Task objective
Output the records. Match them exactly.

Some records

=====

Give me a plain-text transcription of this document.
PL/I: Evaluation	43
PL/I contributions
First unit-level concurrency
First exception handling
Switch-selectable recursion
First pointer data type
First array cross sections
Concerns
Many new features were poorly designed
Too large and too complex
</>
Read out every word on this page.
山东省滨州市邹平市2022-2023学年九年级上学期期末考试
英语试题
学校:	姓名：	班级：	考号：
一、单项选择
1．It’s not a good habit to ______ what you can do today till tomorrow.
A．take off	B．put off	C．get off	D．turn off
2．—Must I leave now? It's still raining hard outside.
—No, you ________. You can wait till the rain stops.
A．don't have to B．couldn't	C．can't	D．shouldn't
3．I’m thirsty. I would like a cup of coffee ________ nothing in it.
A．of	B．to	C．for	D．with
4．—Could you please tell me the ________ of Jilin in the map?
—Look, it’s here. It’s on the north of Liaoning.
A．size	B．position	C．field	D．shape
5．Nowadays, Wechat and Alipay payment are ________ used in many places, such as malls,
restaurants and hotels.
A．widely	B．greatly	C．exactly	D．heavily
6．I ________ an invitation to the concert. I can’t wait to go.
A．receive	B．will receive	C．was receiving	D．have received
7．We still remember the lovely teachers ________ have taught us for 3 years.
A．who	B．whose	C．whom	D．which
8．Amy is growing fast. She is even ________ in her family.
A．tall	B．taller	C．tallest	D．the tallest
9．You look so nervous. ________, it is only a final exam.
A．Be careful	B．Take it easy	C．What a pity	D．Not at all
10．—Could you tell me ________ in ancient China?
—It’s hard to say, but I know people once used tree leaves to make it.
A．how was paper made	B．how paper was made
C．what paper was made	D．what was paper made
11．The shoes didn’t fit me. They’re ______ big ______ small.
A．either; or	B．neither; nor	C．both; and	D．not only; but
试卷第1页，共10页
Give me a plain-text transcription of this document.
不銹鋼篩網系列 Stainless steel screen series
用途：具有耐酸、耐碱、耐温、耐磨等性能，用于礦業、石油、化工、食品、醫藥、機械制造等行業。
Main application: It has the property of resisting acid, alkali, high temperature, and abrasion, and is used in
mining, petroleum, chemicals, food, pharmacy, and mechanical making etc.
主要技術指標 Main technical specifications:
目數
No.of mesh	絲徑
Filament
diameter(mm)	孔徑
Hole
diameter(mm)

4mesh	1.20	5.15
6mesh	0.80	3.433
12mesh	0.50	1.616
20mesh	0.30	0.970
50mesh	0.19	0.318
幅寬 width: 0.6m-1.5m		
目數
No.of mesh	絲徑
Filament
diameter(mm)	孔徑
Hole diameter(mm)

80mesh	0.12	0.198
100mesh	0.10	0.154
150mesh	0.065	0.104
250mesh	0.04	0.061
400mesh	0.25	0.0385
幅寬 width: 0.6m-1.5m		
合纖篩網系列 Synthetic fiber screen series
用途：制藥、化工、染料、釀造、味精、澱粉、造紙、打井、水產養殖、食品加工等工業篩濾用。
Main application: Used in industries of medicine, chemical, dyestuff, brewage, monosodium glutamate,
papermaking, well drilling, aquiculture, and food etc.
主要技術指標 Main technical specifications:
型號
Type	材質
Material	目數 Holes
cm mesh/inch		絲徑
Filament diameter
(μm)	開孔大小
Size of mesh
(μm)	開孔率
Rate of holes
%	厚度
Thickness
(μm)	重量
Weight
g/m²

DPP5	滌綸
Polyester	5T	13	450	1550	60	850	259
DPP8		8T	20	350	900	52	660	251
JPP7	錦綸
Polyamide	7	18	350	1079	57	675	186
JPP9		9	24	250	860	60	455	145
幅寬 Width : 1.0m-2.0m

=====

Solution
Give me a plain-text transcription of this document.
PL/I: Evaluation	43
PL/I contributions
First unit-level concurrency
First exception handling
Switch-selectable recursion
First pointer data type
First array cross sections
Concerns
Many new features were poorly designed
Too large and too complex
</>
Read out every word on this page.
山东省滨州市邹平市2022-2023学年九年级上学期期末考试
英语试题
学校:	姓名：	班级：	考号：
一、单项选择
1．It’s not a good habit to ______ what you can do today till tomorrow.
A．take off	B．put off	C．get off	D．turn off
2．—Must I leave now? It's still raining hard outside.
—No, you ________. You can wait till the rain stops.
A．don't have to B．couldn't	C．can't	D．shouldn't
3．I’m thirsty. I would like a cup of coffee ________ nothing in it.
A．of	B．to	C．for	D．with
4．—Could you please tell me the ________ of Jilin in the map?
—Look, it’s here. It’s on the north of Liaoning.
A．size	B．position	C．field	D．shape
5．Nowadays, Wechat and Alipay payment are ________ used in many places, such as malls,
restaurants and hotels.
A．widely	B．greatly	C．exactly	D．heavily
6．I ________ an invitation to the concert. I can’t wait to go.
A．receive	B．will receive	C．was receiving	D．have received
7．We still remember the lovely teachers ________ have taught us for 3 years.
A．who	B．whose	C．whom	D．which
8．Amy is growing fast. She is even ________ in her family.
A．tall	B．taller	C．tallest	D．the tallest
9．You look so nervous. ________, it is only a final exam.
A．Be careful	B．Take it easy	C．What a pity	D．Not at all
10．—Could you tell me ________ in ancient China?
—It’s hard to say, but I know people once used tree leaves to make it.
A．how was paper made	B．how paper was made
C．what paper was made	D．what was paper made
11．The shoes didn’t fit me. They’re ______ big ______ small.
A．either; or	B．neither; nor	C．both; and	D．not only; but
试卷第1页，共10页
Give me a plain-text transcription of this document.
不銹鋼篩網系列 Stainless steel screen series
用途：具有耐酸、耐碱、耐温、耐磨等性能，用于礦業、石油、化工、食品、醫藥、機械制造等行業。
Main application: It has the property of resisting acid, alkali, high temperature, and abrasion, and is used in
mining, petroleum, chemicals, food, pharmacy, and mechanical making etc.
主要技術指標 Main technical specifications:
目數
No.of mesh	絲徑
Filament
diameter(mm)	孔徑
Hole
diameter(mm)

4mesh	1.20	5.15
6mesh	0.80	3.433
12mesh	0.50	1.616
20mesh	0.30	0.970
50mesh	0.19	0.318
幅寬 width: 0.6m-1.5m		
目數
No.of mesh	絲徑
Filament
diameter(mm)	孔徑
Hole diameter(mm)

80mesh	0.12	0.198
100mesh	0.10	0.154
150mesh	0.065	0.104
250mesh	0.04	0.061
400mesh	0.25	0.0385
幅寬 width: 0.6m-1.5m		
合纖篩網系列 Synthetic fiber screen series
用途：制藥、化工、染料、釀造、味精、澱粉、造紙、打井、水產養殖、食品加工等工業篩濾用。
Main application: Used in industries of medicine, chemical, dyestuff, brewage, monosodium glutamate,
papermaking, well drilling, aquiculture, and food etc.
主要技術指標 Main technical specifications:
型號
Type	材質
Material	目數 Holes
cm mesh/inch		絲徑
Filament diameter
(μm)	開孔大小
Size of mesh
(μm)	開孔率
Rate of holes
%	厚度
Thickness
(μm)	重量
Weight
g/m²

DPP5	滌綸
Polyester	5T	13	450	1550	60	850	259
DPP8		8T	20	350	900	52	660	251
JPP7	錦綸
Polyamide	7	18	350	1079	57	675	186
JPP9		9	24	250	860	60	455	145
幅寬 Width : 1.0m-2.0m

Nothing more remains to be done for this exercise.